* What to do: Every record should be written out exactly, please.

* Data for processing:
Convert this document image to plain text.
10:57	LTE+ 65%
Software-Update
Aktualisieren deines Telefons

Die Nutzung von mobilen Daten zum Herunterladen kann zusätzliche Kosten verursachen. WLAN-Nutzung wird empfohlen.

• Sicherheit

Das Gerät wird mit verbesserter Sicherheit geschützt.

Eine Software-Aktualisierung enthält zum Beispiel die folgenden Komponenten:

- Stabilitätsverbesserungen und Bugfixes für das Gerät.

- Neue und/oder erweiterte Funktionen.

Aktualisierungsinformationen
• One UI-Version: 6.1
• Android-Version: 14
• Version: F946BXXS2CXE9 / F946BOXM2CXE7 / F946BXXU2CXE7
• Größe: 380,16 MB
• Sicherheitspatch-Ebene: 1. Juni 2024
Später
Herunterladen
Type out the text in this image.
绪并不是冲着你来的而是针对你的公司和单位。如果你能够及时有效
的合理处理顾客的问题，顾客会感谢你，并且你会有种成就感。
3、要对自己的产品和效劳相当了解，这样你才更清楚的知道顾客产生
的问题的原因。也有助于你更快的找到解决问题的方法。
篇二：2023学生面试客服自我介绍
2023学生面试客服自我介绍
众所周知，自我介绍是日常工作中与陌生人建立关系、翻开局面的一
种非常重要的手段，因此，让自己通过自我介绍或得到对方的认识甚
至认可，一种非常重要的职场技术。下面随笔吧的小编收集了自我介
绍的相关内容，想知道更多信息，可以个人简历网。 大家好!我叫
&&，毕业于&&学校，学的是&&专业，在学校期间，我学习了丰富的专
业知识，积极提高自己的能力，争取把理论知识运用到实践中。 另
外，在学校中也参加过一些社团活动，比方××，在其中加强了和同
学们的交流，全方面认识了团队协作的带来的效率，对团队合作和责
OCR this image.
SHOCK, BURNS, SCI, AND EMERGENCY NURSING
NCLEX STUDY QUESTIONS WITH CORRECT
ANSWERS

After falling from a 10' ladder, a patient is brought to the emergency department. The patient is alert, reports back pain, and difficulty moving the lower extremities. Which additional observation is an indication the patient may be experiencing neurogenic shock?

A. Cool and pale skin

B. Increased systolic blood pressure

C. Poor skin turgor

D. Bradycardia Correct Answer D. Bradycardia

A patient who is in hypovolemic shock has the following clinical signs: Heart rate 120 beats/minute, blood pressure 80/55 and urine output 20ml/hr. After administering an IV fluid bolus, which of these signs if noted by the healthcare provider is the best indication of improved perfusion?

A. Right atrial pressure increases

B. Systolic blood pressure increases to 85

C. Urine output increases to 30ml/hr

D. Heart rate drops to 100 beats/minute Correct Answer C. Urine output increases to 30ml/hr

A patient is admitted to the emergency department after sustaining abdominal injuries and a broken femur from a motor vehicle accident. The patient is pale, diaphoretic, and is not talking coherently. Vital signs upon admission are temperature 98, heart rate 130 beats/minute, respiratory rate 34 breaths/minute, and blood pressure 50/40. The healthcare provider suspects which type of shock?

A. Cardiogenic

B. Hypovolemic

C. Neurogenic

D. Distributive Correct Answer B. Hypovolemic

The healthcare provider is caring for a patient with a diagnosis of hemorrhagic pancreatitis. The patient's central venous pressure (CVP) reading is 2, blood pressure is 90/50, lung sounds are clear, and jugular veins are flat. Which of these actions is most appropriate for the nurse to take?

* Full response:
Convert this document image to plain text.
10:57	LTE+ 65%
Software-Update
Aktualisieren deines Telefons

Die Nutzung von mobilen Daten zum Herunterladen kann zusätzliche Kosten verursachen. WLAN-Nutzung wird empfohlen.

• Sicherheit

Das Gerät wird mit verbesserter Sicherheit geschützt.

Eine Software-Aktualisierung enthält zum Beispiel die folgenden Komponenten:

- Stabilitätsverbesserungen und Bugfixes für das Gerät.

- Neue und/oder erweiterte Funktionen.

Aktualisierungsinformationen
• One UI-Version: 6.1
• Android-Version: 14
• Version: F946BXXS2CXE9 / F946BOXM2CXE7 / F946BXXU2CXE7
• Größe: 380,16 MB
• Sicherheitspatch-Ebene: 1. Juni 2024
Später
Herunterladen
Type out the text in this image.
绪并不是冲着你来的而是针对你的公司和单位。如果你能够及时有效
的合理处理顾客的问题，顾客会感谢你，并且你会有种成就感。
3、要对自己的产品和效劳相当了解，这样你才更清楚的知道顾客产生
的问题的原因。也有助于你更快的找到解决问题的方法。
篇二：2023学生面试客服自我介绍
2023学生面试客服自我介绍
众所周知，自我介绍是日常工作中与陌生人建立关系、翻开局面的一
种非常重要的手段，因此，让自己通过自我介绍或得到对方的认识甚
至认可，一种非常重要的职场技术。下面随笔吧的小编收集了自我介
绍的相关内容，想知道更多信息，可以个人简历网。 大家好!我叫
&&，毕业于&&学校，学的是&&专业，在学校期间，我学习了丰富的专
业知识，积极提高自己的能力，争取把理论知识运用到实践中。 另
外，在学校中也参加过一些社团活动，比方××，在其中加强了和同
学们的交流，全方面认识了团队协作的带来的效率，对团队合作和责
OCR this image.
SHOCK, BURNS, SCI, AND EMERGENCY NURSING
NCLEX STUDY QUESTIONS WITH CORRECT
ANSWERS

After falling from a 10' ladder, a patient is brought to the emergency department. The patient is alert, reports back pain, and difficulty moving the lower extremities. Which additional observation is an indication the patient may be experiencing neurogenic shock?

A. Cool and pale skin

B. Increased systolic blood pressure

C. Poor skin turgor

D. Bradycardia Correct Answer D. Bradycardia

A patient who is in hypovolemic shock has the following clinical signs: Heart rate 120 beats/minute, blood pressure 80/55 and urine output 20ml/hr. After administering an IV fluid bolus, which of these signs if noted by the healthcare provider is the best indication of improved perfusion?

A. Right atrial pressure increases

B. Systolic blood pressure increases to 85

C. Urine output increases to 30ml/hr

D. Heart rate drops to 100 beats/minute Correct Answer C. Urine output increases to 30ml/hr

A patient is admitted to the emergency department after sustaining abdominal injuries and a broken femur from a motor vehicle accident. The patient is pale, diaphoretic, and is not talking coherently. Vital signs upon admission are temperature 98, heart rate 130 beats/minute, respiratory rate 34 breaths/minute, and blood pressure 50/40. The healthcare provider suspects which type of shock?

A. Cardiogenic

B. Hypovolemic

C. Neurogenic

D. Distributive Correct Answer B. Hypovolemic

The healthcare provider is caring for a patient with a diagnosis of hemorrhagic pancreatitis. The patient's central venous pressure (CVP) reading is 2, blood pressure is 90/50, lung sounds are clear, and jugular veins are flat. Which of these actions is most appropriate for the nurse to take?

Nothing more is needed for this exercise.